What you have to do |
Write the data out again in full, with no departure from the original.

Exercise inputs |
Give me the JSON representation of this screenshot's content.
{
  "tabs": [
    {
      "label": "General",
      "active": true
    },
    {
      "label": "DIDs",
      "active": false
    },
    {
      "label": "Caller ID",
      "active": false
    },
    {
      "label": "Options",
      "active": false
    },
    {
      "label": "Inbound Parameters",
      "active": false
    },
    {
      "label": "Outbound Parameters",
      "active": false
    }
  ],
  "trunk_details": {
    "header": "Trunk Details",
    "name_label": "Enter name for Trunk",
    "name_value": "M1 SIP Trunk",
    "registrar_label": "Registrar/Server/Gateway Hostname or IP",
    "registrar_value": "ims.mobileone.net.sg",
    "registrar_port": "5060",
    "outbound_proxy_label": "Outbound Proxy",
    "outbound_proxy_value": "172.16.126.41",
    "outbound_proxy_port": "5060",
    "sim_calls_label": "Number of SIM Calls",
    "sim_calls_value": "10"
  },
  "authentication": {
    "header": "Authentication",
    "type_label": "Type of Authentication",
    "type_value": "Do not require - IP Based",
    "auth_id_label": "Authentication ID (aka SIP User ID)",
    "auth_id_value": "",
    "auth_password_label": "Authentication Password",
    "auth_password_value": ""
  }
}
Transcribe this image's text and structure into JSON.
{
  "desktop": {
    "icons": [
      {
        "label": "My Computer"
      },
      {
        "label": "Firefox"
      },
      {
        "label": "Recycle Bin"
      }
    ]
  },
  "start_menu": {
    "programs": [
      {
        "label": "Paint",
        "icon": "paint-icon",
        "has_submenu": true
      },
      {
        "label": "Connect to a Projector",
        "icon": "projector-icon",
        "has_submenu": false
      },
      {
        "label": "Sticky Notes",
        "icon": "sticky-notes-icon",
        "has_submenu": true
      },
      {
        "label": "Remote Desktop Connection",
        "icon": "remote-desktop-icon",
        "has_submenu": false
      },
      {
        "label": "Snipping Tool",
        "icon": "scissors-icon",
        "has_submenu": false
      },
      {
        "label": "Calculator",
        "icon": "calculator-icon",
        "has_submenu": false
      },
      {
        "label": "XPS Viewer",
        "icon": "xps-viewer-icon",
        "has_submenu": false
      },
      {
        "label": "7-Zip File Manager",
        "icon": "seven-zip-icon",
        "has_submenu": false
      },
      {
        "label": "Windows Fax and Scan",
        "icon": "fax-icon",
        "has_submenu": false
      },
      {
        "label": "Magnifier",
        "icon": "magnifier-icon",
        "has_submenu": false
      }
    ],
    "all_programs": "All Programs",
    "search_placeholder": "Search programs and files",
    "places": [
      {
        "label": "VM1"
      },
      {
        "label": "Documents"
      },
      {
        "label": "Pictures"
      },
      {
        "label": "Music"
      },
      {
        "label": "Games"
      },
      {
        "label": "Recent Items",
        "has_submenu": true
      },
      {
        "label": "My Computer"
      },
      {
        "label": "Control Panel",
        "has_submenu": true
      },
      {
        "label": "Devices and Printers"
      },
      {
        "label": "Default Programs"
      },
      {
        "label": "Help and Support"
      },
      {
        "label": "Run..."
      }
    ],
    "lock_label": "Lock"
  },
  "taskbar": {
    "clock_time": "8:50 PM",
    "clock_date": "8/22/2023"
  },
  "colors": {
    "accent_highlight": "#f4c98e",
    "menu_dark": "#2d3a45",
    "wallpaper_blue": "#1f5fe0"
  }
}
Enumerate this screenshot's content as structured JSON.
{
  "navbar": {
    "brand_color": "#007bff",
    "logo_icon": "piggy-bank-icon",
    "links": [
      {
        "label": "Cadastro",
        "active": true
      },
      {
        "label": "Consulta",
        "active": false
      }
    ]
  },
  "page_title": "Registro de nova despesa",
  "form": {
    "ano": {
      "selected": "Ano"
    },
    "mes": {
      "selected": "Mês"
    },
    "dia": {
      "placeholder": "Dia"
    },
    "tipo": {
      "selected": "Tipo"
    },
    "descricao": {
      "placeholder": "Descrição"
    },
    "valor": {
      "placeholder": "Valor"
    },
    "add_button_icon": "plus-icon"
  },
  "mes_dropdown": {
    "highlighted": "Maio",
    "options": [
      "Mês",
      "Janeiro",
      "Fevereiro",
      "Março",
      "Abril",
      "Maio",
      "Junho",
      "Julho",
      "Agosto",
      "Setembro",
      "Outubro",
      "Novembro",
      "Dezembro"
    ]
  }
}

Exercise output |
Give me the JSON representation of this screenshot's content.
{
  "tabs": [
    {
      "label": "General",
      "active": true
    },
    {
      "label": "DIDs",
      "active": false
    },
    {
      "label": "Caller ID",
      "active": false
    },
    {
      "label": "Options",
      "active": false
    },
    {
      "label": "Inbound Parameters",
      "active": false
    },
    {
      "label": "Outbound Parameters",
      "active": false
    }
  ],
  "trunk_details": {
    "header": "Trunk Details",
    "name_label": "Enter name for Trunk",
    "name_value": "M1 SIP Trunk",
    "registrar_label": "Registrar/Server/Gateway Hostname or IP",
    "registrar_value": "ims.mobileone.net.sg",
    "registrar_port": "5060",
    "outbound_proxy_label": "Outbound Proxy",
    "outbound_proxy_value": "172.16.126.41",
    "outbound_proxy_port": "5060",
    "sim_calls_label": "Number of SIM Calls",
    "sim_calls_value": "10"
  },
  "authentication": {
    "header": "Authentication",
    "type_label": "Type of Authentication",
    "type_value": "Do not require - IP Based",
    "auth_id_label": "Authentication ID (aka SIP User ID)",
    "auth_id_value": "",
    "auth_password_label": "Authentication Password",
    "auth_password_value": ""
  }
}
Transcribe this image's text and structure into JSON.
{
  "desktop": {
    "icons": [
      {
        "label": "My Computer"
      },
      {
        "label": "Firefox"
      },
      {
        "label": "Recycle Bin"
      }
    ]
  },
  "start_menu": {
    "programs": [
      {
        "label": "Paint",
        "icon": "paint-icon",
        "has_submenu": true
      },
      {
        "label": "Connect to a Projector",
        "icon": "projector-icon",
        "has_submenu": false
      },
      {
        "label": "Sticky Notes",
        "icon": "sticky-notes-icon",
        "has_submenu": true
      },
      {
        "label": "Remote Desktop Connection",
        "icon": "remote-desktop-icon",
        "has_submenu": false
      },
      {
        "label": "Snipping Tool",
        "icon": "scissors-icon",
        "has_submenu": false
      },
      {
        "label": "Calculator",
        "icon": "calculator-icon",
        "has_submenu": false
      },
      {
        "label": "XPS Viewer",
        "icon": "xps-viewer-icon",
        "has_submenu": false
      },
      {
        "label": "7-Zip File Manager",
        "icon": "seven-zip-icon",
        "has_submenu": false
      },
      {
        "label": "Windows Fax and Scan",
        "icon": "fax-icon",
        "has_submenu": false
      },
      {
        "label": "Magnifier",
        "icon": "magnifier-icon",
        "has_submenu": false
      }
    ],
    "all_programs": "All Programs",
    "search_placeholder": "Search programs and files",
    "places": [
      {
        "label": "VM1"
      },
      {
        "label": "Documents"
      },
      {
        "label": "Pictures"
      },
      {
        "label": "Music"
      },
      {
        "label": "Games"
      },
      {
        "label": "Recent Items",
        "has_submenu": true
      },
      {
        "label": "My Computer"
      },
      {
        "label": "Control Panel",
        "has_submenu": true
      },
      {
        "label": "Devices and Printers"
      },
      {
        "label": "Default Programs"
      },
      {
        "label": "Help and Support"
      },
      {
        "label": "Run..."
      }
    ],
    "lock_label": "Lock"
  },
  "taskbar": {
    "clock_time": "8:50 PM",
    "clock_date": "8/22/2023"
  },
  "colors": {
    "accent_highlight": "#f4c98e",
    "menu_dark": "#2d3a45",
    "wallpaper_blue": "#1f5fe0"
  }
}
Enumerate this screenshot's content as structured JSON.
{
  "navbar": {
    "brand_color": "#007bff",
    "logo_icon": "piggy-bank-icon",
    "links": [
      {
        "label": "Cadastro",
        "active": true
      },
      {
        "label": "Consulta",
        "active": false
      }
    ]
  },
  "page_title": "Registro de nova despesa",
  "form": {
    "ano": {
      "selected": "Ano"
    },
    "mes": {
      "selected": "Mês"
    },
    "dia": {
      "placeholder": "Dia"
    },
    "tipo": {
      "selected": "Tipo"
    },
    "descricao": {
      "placeholder": "Descrição"
    },
    "valor": {
      "placeholder": "Valor"
    },
    "add_button_icon": "plus-icon"
  },
  "mes_dropdown": {
    "highlighted": "Maio",
    "options": [
      "Mês",
      "Janeiro",
      "Fevereiro",
      "Março",
      "Abril",
      "Maio",
      "Junho",
      "Julho",
      "Agosto",
      "Setembro",
      "Outubro",
      "Novembro",
      "Dezembro"
    ]
  }
}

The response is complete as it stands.